DATASET CONTENT:
#####

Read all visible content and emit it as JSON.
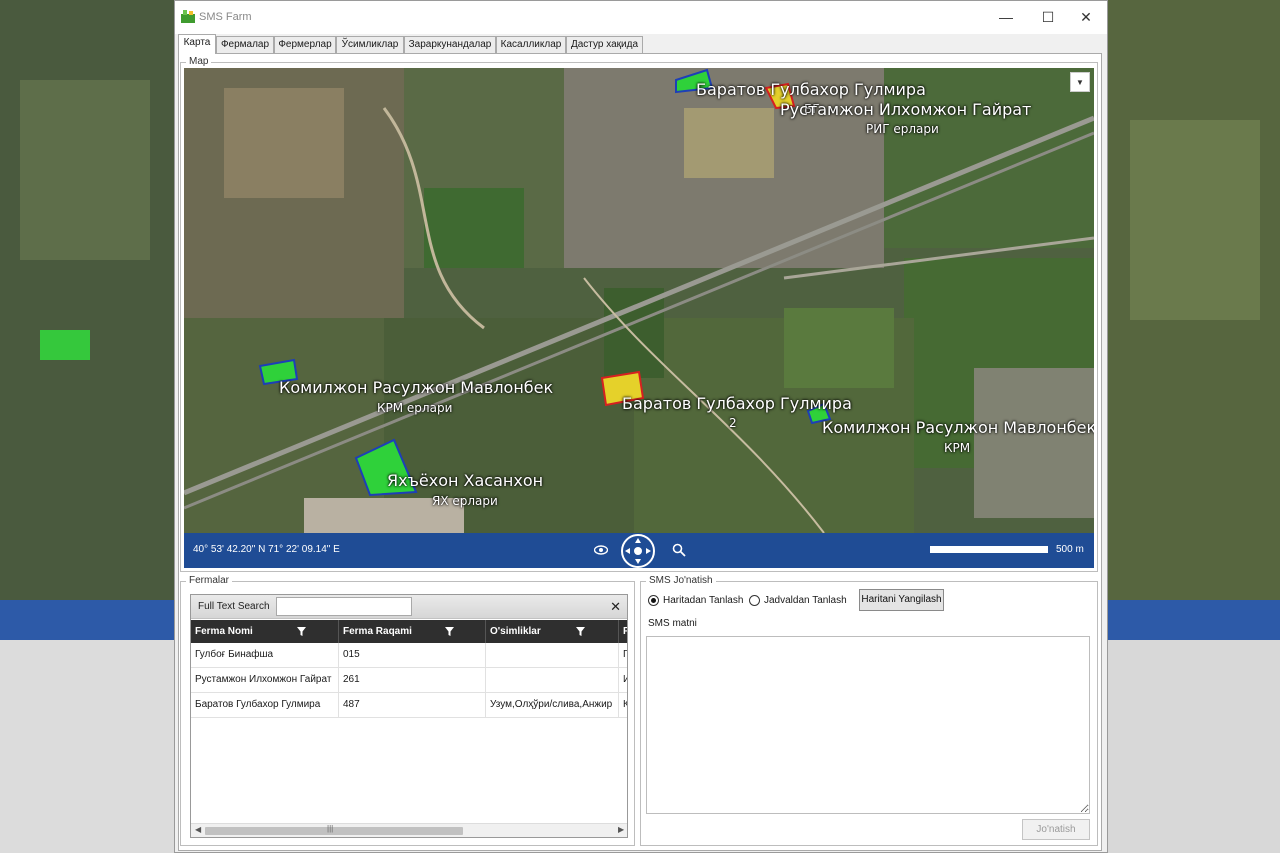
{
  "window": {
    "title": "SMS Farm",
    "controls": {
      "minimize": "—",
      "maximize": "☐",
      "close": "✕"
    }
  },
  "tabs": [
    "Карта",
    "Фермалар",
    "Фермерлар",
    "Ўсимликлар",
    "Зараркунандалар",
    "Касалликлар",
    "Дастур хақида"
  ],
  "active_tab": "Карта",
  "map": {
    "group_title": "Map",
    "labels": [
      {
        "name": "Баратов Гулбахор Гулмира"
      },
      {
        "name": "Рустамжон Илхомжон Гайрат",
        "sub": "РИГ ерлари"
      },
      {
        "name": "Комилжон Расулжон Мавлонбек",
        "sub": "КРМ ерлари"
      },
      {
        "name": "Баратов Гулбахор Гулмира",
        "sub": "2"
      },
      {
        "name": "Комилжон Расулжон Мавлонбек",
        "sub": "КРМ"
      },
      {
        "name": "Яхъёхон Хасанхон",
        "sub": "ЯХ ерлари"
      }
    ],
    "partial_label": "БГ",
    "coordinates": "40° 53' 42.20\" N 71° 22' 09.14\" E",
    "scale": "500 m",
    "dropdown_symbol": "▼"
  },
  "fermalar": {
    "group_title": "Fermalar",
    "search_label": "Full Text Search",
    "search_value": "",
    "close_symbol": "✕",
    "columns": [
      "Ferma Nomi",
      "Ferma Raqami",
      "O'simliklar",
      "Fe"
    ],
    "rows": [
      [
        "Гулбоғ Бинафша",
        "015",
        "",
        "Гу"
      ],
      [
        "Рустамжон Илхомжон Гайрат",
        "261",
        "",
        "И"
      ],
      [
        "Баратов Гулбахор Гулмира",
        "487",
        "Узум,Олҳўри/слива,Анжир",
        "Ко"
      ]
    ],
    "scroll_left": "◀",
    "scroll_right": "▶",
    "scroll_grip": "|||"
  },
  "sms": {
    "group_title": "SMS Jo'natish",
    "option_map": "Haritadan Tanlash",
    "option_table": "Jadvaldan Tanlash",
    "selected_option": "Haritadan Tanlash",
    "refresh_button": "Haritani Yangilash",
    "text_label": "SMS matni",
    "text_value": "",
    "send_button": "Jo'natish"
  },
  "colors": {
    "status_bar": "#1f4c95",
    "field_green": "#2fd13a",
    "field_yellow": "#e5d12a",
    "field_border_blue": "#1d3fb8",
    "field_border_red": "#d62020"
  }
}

#####

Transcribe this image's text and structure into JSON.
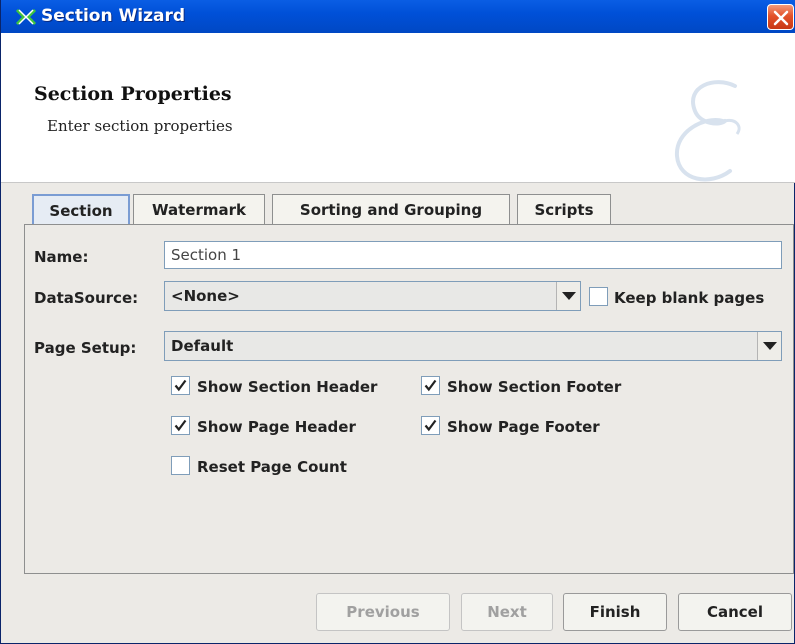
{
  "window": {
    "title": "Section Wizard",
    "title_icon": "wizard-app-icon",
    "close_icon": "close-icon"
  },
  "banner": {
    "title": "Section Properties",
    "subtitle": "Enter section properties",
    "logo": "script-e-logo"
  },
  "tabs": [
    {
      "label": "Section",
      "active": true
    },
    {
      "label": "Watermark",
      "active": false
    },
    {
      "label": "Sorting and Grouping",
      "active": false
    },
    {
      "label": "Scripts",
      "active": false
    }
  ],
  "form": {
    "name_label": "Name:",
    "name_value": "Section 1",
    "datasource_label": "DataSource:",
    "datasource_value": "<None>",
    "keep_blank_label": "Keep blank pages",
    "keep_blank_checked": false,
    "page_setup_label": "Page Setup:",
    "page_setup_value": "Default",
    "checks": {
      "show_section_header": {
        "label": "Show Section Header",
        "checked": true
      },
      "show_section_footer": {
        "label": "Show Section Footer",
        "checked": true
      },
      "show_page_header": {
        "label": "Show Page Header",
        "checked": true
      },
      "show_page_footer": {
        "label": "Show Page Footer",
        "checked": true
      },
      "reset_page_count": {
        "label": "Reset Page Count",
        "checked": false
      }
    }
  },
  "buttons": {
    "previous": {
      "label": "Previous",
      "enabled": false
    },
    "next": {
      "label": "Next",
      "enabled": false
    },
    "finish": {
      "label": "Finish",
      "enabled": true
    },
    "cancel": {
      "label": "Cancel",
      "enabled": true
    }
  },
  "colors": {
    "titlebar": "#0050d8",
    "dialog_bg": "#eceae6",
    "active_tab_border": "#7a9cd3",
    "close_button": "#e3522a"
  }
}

#####

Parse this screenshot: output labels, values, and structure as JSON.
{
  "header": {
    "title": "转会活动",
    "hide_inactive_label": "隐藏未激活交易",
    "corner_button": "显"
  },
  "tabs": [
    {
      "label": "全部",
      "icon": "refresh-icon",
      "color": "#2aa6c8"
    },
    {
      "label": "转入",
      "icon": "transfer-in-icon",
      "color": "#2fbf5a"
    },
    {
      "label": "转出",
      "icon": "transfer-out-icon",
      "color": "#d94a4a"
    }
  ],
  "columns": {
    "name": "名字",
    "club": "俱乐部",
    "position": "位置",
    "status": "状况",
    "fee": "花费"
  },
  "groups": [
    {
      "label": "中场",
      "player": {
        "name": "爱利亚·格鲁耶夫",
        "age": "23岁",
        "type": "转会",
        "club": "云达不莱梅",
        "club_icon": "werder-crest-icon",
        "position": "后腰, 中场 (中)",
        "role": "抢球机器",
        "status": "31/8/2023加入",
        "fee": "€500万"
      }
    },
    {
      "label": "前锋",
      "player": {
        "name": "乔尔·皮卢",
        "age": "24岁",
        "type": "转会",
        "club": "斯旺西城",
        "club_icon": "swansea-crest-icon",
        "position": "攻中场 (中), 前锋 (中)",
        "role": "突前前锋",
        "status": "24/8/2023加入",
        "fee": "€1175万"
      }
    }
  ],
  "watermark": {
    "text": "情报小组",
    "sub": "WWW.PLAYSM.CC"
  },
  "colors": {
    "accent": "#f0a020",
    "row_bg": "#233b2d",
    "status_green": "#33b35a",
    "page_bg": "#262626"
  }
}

#####

SET TASK: Tally the lines of the listing in which the word "Илхомжон" occurs, and state the total alone.

WRITTEN SOLUTION: 2